* _Excerpted text_
........
30 December 2017

Cynic or Believer?

Recently, a dear friend of mine remarked that I was a cynic. I wasn't surprised - it wasn't the first time someone had called me a cynic. Yet, each time, it pushes me in to the throes of self-questioning. More specifically, it makes me wonder if I have the right outlook towards life and the world.

I wasn't always a cynic. In fact, even now, I don't think I am genuinely a cynic. I would probably describe myself as an idealist. Now, I don't want to confuse you with isms and so I will explain that a little more. For the longest time, I believed that the perfect world could be created/existed. That  more often than not, people are nice, follow the law and do the right thing. It is a matter of record that at some point in my life I even wanted to be Prime Minister. As cliched as it may sound, I wanted to be the change I wanted to see. One of my principal motivations for pursuing law was also this. I wanted to fight for people's rights. I wanted to make a difference. I really believed that the world could be made a better place and that I could do it. I wanted to live a life that mattered.

However, my idealism didn't come alone. It came with truckloads of expectations and immense disappointments. Each time I tried, I failed. The more I trusted others, the more I believed in the world, the more I involved myself with the world, the more I lost hope. To be fair, my cynicism is more a product of my unmet high expectations than any negativity in the world. I expected the best from everybody - that they would give their all. Perhaps, I still do. 

I am sure that my current state of mind is a product of several disappointments. While writing this post, I did list them out. However, it started to appear as a long rant and I had to let it go. Suffice to say, that there are several instances and on each of those occasions a warm and gooey part of me died.

However, writing this post made me realise that I was truly blessed. That resurrected some of the warmth and gooeyness. In specific, this year has been a roller coaster and I have come out fine. I finished by law degree. Finally, I travelled to Kedarnath and Badrinath. I bought a new phone. I composed tons of nonsense poetry. I met many wonderful people.  Danced like a crazy at many weddings. If I really try, I will see the immense love that fills my life. 

I am a theist. I am not going to go into details of my belief. At this juncture, it is enough to state that I would like to believe that the world is filled with pure consciousness. The essence of everything and everyone is that consciousness. There is nothing other than pure consciousness. If that be the case, how can I have a grudge with the world, which in essence is pure consciousness. Therefore, my cynicism is directly in conflict with my desired beliefs; and clearly the former has to go.

A New Year is about to start. New beginnings usually bring about some amount of hope and possibility of change. Here's to a less cynical and more grateful and contented new year.

HNY GBU.

Image Source - https://pbs.twimg.com/media/CYsyANSWMAAu7UW.jpg

10 September 2017

Pitru Paksha

Every year, during the dark fortnight of Bhadrapada month, Hindus venerate their ancestors by performing Shraaddha pooja. It is believed that an offering of pind (rice) and tarpan (water) is received and accepted by the ancestors. The rituals usually involve feeding Brahmins as also making an offering to animals such as crow, cow, dog etc.

However, it appears (though I have no empirical basis for this), that the performance of Shraaddha among educated Hindus is declining. My guess is that increasing atheism, disbelief in caste, disbelief in ritualism, intangibility of the receipt of offerings, lack of knowledge pertaining to Shraaddha etc. are the reasons for the decline. I am not going to venture into the legitimacy of these reasons.
........
[Data extracted from a collection]
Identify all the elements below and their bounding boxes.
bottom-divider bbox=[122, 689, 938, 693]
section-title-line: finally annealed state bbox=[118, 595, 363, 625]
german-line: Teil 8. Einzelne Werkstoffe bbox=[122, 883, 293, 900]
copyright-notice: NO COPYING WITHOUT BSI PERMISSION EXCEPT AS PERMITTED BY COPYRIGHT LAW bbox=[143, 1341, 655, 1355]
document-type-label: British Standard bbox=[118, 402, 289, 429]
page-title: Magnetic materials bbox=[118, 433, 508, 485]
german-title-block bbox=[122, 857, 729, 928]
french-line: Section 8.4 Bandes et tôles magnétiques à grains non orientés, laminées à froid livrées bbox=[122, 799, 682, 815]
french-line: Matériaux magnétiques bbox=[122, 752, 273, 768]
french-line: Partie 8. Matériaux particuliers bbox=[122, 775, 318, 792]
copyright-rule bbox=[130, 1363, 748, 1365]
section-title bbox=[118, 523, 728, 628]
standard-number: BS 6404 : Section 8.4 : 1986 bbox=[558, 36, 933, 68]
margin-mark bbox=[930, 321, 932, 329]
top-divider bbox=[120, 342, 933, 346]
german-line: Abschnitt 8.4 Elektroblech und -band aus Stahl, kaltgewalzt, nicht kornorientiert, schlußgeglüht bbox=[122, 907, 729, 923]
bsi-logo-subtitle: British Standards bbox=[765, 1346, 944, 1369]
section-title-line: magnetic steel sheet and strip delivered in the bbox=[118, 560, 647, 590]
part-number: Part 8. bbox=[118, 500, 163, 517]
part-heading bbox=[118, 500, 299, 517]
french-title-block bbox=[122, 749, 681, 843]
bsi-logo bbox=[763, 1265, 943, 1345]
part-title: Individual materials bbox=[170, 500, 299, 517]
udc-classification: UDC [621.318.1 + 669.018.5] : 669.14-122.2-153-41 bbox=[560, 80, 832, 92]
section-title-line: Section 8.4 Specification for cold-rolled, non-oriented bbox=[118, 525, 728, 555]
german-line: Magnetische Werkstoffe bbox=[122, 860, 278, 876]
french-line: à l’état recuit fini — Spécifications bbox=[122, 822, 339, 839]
........
* _Aim_
Carry the blog text on cynicism and Pitru Paksha further, beginning after its final sentence.

* _Task answer_
My concern is the total and complete abandonment of the practice. To my understanding, every ritual/practice has two aspects - the physical and the mental. The physical aspect is the physical act of actually carrying out the practice/ritual. The mental aspect is the thought that one must have/cultivate when performing the physical act.

To give an example, lets take the offering of water to idols. The act of bringing the vessel, collecting the water, offering the water etc. are the physical aspects. The thought that I am offering water to god and s/he is accepting water, like a mother accepts anything from the toddler, is the governing mental thought during the performance of the physical aspect. Please note, that the mental thoughts may change with the change in the gunas of the individual; however, the physical aspect remains the same.

Now back to Shraaddha. My hunch is that the abandonment of Shraaddha is primarily driven by objections to its physical aspects i.e.: alleged waste of food, the inability of food reaching ancestors through the pooja/mouths of Brahmins etc. Rarely, have I come across an objection to the mental aspect i.e.: veneration of ancestors. In fact, the concept of veneration of ancestors is common among various cultures/faiths across the world and also across the length of human life. On first principles alone, I believe there is reason for veneration - i.e.: we owe a lot of our present lives to our ancestors, not just in terms of inheritance, but also in terms of the gift of life. I am not aware of any objection to having gratitude towards ancestors.

My fear is the non-fulfilment of the mental aspect of Shraaddha. We have objections to the physical aspect of Shraaddha. As a result, we abandon the practice of Shraaddha. Since there is no longer a physical act wherein the mental aspect can be incorporated, and owing to the rigours of modern life, I fear that the mental aspect of remembering our ancestors remains unfulfilled. The abandonment of the physical aspect, without anchoring onto something else, causes a loss of both - the mental and physical aspects.

My submission is that a physical anchor is necessary for the mental aspect to play. Without a physical anchor, the mental aspect will last only for a few seconds, if at all. At the end of the day, most of us operate at the gross level and hence the presence/absence of gross elements has an impact on the mental processes. Unfortunately, we need triggers to be grateful. It is nice and fluffy to argue that gratefulness is a state of mind. But it is incredibly hard to make the mind constantly grateful. If it were that easy, then we would not have been this selfish and goods hoarding race that we are now.

If a physical aspect is important for the mental aspect to play, there are only two ways to resolve our objections to the physical aspect - (i) understand the ritual of Shraaddha and its significance; or (ii) find an alternate physical aspect.

I am not competent to explain (i). For this, I would recommend reading Chapter IX of Vol. IV of History of Dharamsastras by PV Kane. The book is freely available online. The book extensively deals with all the texts pertaining to Shraaddha. The book is an authority on the subject of Dharamsastras. The author is Bharat Ratna awardee.

However, I can recommend on (ii). If you do not believe that ancestors are fulfilled by the performance of Shraaddha, then simply donate food to the hungry/poor. It may not still fulfil the ancestors, but at least by the act of donating, you would have remembered them and felt grateful for whatever they have done for you.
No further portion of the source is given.